Each entry below is to be duplicated verbatim.

--- Start of Records supplied ---

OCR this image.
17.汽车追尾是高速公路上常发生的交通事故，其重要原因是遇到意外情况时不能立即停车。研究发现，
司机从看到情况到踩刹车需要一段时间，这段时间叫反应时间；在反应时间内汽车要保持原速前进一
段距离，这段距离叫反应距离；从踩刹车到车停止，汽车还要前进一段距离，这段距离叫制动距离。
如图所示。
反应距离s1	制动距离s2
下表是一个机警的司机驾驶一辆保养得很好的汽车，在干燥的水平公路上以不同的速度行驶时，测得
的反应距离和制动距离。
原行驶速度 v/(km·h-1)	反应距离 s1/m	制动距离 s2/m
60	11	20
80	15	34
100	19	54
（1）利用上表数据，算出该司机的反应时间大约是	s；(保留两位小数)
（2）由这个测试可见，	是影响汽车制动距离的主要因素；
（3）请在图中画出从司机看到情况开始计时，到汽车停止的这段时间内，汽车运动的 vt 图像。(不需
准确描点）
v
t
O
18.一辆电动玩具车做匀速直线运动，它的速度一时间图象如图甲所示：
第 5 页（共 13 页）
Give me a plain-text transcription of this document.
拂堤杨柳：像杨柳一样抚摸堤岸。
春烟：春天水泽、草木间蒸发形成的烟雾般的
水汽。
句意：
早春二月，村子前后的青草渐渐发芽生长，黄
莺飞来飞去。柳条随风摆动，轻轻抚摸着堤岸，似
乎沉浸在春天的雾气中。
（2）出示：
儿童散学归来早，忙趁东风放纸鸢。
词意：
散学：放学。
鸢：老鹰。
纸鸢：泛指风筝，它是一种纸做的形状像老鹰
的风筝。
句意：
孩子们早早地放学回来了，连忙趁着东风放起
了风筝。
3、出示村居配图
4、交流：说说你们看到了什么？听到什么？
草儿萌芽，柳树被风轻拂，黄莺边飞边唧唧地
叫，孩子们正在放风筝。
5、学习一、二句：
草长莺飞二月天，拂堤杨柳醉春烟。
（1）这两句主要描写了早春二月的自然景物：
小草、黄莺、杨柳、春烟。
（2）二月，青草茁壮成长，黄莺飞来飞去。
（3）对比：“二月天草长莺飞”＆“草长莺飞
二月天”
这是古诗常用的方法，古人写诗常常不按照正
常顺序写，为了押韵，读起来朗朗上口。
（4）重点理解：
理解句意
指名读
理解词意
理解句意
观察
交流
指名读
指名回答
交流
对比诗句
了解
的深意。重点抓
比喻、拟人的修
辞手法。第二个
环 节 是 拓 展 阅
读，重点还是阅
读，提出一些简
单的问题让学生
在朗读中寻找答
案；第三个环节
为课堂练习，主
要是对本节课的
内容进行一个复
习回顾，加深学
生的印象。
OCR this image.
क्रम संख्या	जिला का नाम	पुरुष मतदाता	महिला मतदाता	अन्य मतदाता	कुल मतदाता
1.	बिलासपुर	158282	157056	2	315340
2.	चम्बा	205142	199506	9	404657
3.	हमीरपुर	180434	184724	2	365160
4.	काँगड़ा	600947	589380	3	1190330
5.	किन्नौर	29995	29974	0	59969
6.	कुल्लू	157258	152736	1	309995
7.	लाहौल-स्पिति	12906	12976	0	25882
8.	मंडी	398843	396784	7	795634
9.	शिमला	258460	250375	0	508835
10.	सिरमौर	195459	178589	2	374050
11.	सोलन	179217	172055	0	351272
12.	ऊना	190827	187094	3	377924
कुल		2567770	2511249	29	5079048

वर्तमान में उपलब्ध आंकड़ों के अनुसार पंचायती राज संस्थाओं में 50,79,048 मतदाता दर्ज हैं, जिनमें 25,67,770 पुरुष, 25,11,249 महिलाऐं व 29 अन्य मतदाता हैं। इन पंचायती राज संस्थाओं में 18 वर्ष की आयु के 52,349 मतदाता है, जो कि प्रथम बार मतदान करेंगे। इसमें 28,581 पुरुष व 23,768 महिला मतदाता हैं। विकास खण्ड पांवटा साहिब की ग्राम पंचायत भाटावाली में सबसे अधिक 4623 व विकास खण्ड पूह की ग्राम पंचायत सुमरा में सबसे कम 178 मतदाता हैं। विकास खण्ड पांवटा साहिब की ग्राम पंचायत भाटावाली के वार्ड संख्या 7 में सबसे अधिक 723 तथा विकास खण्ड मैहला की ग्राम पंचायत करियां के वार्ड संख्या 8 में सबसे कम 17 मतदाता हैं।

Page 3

--- End of Records supplied ---

[Answer to this exercise]
OCR this image.
17.汽车追尾是高速公路上常发生的交通事故，其重要原因是遇到意外情况时不能立即停车。研究发现，
司机从看到情况到踩刹车需要一段时间，这段时间叫反应时间；在反应时间内汽车要保持原速前进一
段距离，这段距离叫反应距离；从踩刹车到车停止，汽车还要前进一段距离，这段距离叫制动距离。
如图所示。
反应距离s1	制动距离s2
下表是一个机警的司机驾驶一辆保养得很好的汽车，在干燥的水平公路上以不同的速度行驶时，测得
的反应距离和制动距离。
原行驶速度 v/(km·h-1)	反应距离 s1/m	制动距离 s2/m
60	11	20
80	15	34
100	19	54
（1）利用上表数据，算出该司机的反应时间大约是	s；(保留两位小数)
（2）由这个测试可见，	是影响汽车制动距离的主要因素；
（3）请在图中画出从司机看到情况开始计时，到汽车停止的这段时间内，汽车运动的 vt 图像。(不需
准确描点）
v
t
O
18.一辆电动玩具车做匀速直线运动，它的速度一时间图象如图甲所示：
第 5 页（共 13 页）
Give me a plain-text transcription of this document.
拂堤杨柳：像杨柳一样抚摸堤岸。
春烟：春天水泽、草木间蒸发形成的烟雾般的
水汽。
句意：
早春二月，村子前后的青草渐渐发芽生长，黄
莺飞来飞去。柳条随风摆动，轻轻抚摸着堤岸，似
乎沉浸在春天的雾气中。
（2）出示：
儿童散学归来早，忙趁东风放纸鸢。
词意：
散学：放学。
鸢：老鹰。
纸鸢：泛指风筝，它是一种纸做的形状像老鹰
的风筝。
句意：
孩子们早早地放学回来了，连忙趁着东风放起
了风筝。
3、出示村居配图
4、交流：说说你们看到了什么？听到什么？
草儿萌芽，柳树被风轻拂，黄莺边飞边唧唧地
叫，孩子们正在放风筝。
5、学习一、二句：
草长莺飞二月天，拂堤杨柳醉春烟。
（1）这两句主要描写了早春二月的自然景物：
小草、黄莺、杨柳、春烟。
（2）二月，青草茁壮成长，黄莺飞来飞去。
（3）对比：“二月天草长莺飞”＆“草长莺飞
二月天”
这是古诗常用的方法，古人写诗常常不按照正
常顺序写，为了押韵，读起来朗朗上口。
（4）重点理解：
理解句意
指名读
理解词意
理解句意
观察
交流
指名读
指名回答
交流
对比诗句
了解
的深意。重点抓
比喻、拟人的修
辞手法。第二个
环 节 是 拓 展 阅
读，重点还是阅
读，提出一些简
单的问题让学生
在朗读中寻找答
案；第三个环节
为课堂练习，主
要是对本节课的
内容进行一个复
习回顾，加深学
生的印象。
OCR this image.
क्रम संख्या	जिला का नाम	पुरुष मतदाता	महिला मतदाता	अन्य मतदाता	कुल मतदाता
1.	बिलासपुर	158282	157056	2	315340
2.	चम्बा	205142	199506	9	404657
3.	हमीरपुर	180434	184724	2	365160
4.	काँगड़ा	600947	589380	3	1190330
5.	किन्नौर	29995	29974	0	59969
6.	कुल्लू	157258	152736	1	309995
7.	लाहौल-स्पिति	12906	12976	0	25882
8.	मंडी	398843	396784	7	795634
9.	शिमला	258460	250375	0	508835
10.	सिरमौर	195459	178589	2	374050
11.	सोलन	179217	172055	0	351272
12.	ऊना	190827	187094	3	377924
कुल		2567770	2511249	29	5079048

वर्तमान में उपलब्ध आंकड़ों के अनुसार पंचायती राज संस्थाओं में 50,79,048 मतदाता दर्ज हैं, जिनमें 25,67,770 पुरुष, 25,11,249 महिलाऐं व 29 अन्य मतदाता हैं। इन पंचायती राज संस्थाओं में 18 वर्ष की आयु के 52,349 मतदाता है, जो कि प्रथम बार मतदान करेंगे। इसमें 28,581 पुरुष व 23,768 महिला मतदाता हैं। विकास खण्ड पांवटा साहिब की ग्राम पंचायत भाटावाली में सबसे अधिक 4623 व विकास खण्ड पूह की ग्राम पंचायत सुमरा में सबसे कम 178 मतदाता हैं। विकास खण्ड पांवटा साहिब की ग्राम पंचायत भाटावाली के वार्ड संख्या 7 में सबसे अधिक 723 तथा विकास खण्ड मैहला की ग्राम पंचायत करियां के वार्ड संख्या 8 में सबसे कम 17 मतदाता हैं।

Page 3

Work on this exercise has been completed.